▶ [What you should do]
Repeat the listing in full, preserving every character.

▶ [Listed entries]

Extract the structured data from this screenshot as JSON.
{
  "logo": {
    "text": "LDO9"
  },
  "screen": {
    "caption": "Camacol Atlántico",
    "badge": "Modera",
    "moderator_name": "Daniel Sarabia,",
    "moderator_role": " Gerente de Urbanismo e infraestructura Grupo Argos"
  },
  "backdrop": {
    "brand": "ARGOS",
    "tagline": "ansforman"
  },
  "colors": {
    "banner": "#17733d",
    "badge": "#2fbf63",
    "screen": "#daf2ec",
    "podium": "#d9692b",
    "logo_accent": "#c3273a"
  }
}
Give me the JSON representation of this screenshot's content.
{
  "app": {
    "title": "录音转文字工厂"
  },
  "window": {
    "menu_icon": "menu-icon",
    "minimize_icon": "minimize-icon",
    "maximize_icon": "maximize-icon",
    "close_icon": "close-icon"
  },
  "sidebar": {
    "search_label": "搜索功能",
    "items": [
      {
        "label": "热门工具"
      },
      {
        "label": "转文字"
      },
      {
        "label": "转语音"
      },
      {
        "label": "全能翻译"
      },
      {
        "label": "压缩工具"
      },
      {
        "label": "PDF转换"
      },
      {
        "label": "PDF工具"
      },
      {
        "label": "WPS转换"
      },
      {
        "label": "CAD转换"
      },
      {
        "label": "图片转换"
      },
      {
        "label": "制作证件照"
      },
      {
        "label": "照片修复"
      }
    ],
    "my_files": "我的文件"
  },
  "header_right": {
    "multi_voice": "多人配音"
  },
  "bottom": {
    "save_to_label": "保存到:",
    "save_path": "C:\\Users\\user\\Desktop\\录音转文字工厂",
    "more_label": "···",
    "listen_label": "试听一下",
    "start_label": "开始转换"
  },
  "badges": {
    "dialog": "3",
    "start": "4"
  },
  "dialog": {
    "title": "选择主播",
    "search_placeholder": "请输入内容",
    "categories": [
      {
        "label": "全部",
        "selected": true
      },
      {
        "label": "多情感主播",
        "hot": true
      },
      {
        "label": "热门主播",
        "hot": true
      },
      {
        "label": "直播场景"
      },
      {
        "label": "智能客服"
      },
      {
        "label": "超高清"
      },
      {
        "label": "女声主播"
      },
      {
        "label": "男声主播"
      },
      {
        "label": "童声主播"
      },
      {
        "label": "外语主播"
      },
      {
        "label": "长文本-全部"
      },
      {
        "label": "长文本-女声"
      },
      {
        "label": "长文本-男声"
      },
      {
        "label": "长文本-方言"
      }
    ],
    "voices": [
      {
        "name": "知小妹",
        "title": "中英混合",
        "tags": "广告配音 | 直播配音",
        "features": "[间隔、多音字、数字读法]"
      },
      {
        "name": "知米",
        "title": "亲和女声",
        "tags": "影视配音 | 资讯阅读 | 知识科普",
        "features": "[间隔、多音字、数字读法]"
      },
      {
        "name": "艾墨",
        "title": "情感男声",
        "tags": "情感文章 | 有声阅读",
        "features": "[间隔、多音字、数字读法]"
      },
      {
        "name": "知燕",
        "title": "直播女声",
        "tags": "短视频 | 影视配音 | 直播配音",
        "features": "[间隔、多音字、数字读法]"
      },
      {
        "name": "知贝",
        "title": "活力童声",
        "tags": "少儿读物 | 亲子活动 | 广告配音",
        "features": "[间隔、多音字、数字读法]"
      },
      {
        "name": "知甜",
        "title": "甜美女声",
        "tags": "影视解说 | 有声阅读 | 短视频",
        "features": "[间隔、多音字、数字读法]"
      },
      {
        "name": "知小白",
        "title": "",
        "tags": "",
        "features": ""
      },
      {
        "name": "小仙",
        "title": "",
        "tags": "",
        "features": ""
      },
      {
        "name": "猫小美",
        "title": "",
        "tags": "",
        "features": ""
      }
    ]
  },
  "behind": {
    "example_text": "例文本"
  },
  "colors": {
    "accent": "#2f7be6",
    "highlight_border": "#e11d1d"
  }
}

▶ [Completed exercise]
Extract the structured data from this screenshot as JSON.
{
  "logo": {
    "text": "LDO9"
  },
  "screen": {
    "caption": "Camacol Atlántico",
    "badge": "Modera",
    "moderator_name": "Daniel Sarabia,",
    "moderator_role": " Gerente de Urbanismo e infraestructura Grupo Argos"
  },
  "backdrop": {
    "brand": "ARGOS",
    "tagline": "ansforman"
  },
  "colors": {
    "banner": "#17733d",
    "badge": "#2fbf63",
    "screen": "#daf2ec",
    "podium": "#d9692b",
    "logo_accent": "#c3273a"
  }
}
Give me the JSON representation of this screenshot's content.
{
  "app": {
    "title": "录音转文字工厂"
  },
  "window": {
    "menu_icon": "menu-icon",
    "minimize_icon": "minimize-icon",
    "maximize_icon": "maximize-icon",
    "close_icon": "close-icon"
  },
  "sidebar": {
    "search_label": "搜索功能",
    "items": [
      {
        "label": "热门工具"
      },
      {
        "label": "转文字"
      },
      {
        "label": "转语音"
      },
      {
        "label": "全能翻译"
      },
      {
        "label": "压缩工具"
      },
      {
        "label": "PDF转换"
      },
      {
        "label": "PDF工具"
      },
      {
        "label": "WPS转换"
      },
      {
        "label": "CAD转换"
      },
      {
        "label": "图片转换"
      },
      {
        "label": "制作证件照"
      },
      {
        "label": "照片修复"
      }
    ],
    "my_files": "我的文件"
  },
  "header_right": {
    "multi_voice": "多人配音"
  },
  "bottom": {
    "save_to_label": "保存到:",
    "save_path": "C:\\Users\\user\\Desktop\\录音转文字工厂",
    "more_label": "···",
    "listen_label": "试听一下",
    "start_label": "开始转换"
  },
  "badges": {
    "dialog": "3",
    "start": "4"
  },
  "dialog": {
    "title": "选择主播",
    "search_placeholder": "请输入内容",
    "categories": [
      {
        "label": "全部",
        "selected": true
      },
      {
        "label": "多情感主播",
        "hot": true
      },
      {
        "label": "热门主播",
        "hot": true
      },
      {
        "label": "直播场景"
      },
      {
        "label": "智能客服"
      },
      {
        "label": "超高清"
      },
      {
        "label": "女声主播"
      },
      {
        "label": "男声主播"
      },
      {
        "label": "童声主播"
      },
      {
        "label": "外语主播"
      },
      {
        "label": "长文本-全部"
      },
      {
        "label": "长文本-女声"
      },
      {
        "label": "长文本-男声"
      },
      {
        "label": "长文本-方言"
      }
    ],
    "voices": [
      {
        "name": "知小妹",
        "title": "中英混合",
        "tags": "广告配音 | 直播配音",
        "features": "[间隔、多音字、数字读法]"
      },
      {
        "name": "知米",
        "title": "亲和女声",
        "tags": "影视配音 | 资讯阅读 | 知识科普",
        "features": "[间隔、多音字、数字读法]"
      },
      {
        "name": "艾墨",
        "title": "情感男声",
        "tags": "情感文章 | 有声阅读",
        "features": "[间隔、多音字、数字读法]"
      },
      {
        "name": "知燕",
        "title": "直播女声",
        "tags": "短视频 | 影视配音 | 直播配音",
        "features": "[间隔、多音字、数字读法]"
      },
      {
        "name": "知贝",
        "title": "活力童声",
        "tags": "少儿读物 | 亲子活动 | 广告配音",
        "features": "[间隔、多音字、数字读法]"
      },
      {
        "name": "知甜",
        "title": "甜美女声",
        "tags": "影视解说 | 有声阅读 | 短视频",
        "features": "[间隔、多音字、数字读法]"
      },
      {
        "name": "知小白",
        "title": "",
        "tags": "",
        "features": ""
      },
      {
        "name": "小仙",
        "title": "",
        "tags": "",
        "features": ""
      },
      {
        "name": "猫小美",
        "title": "",
        "tags": "",
        "features": ""
      }
    ]
  },
  "behind": {
    "example_text": "例文本"
  },
  "colors": {
    "accent": "#2f7be6",
    "highlight_border": "#e11d1d"
  }
}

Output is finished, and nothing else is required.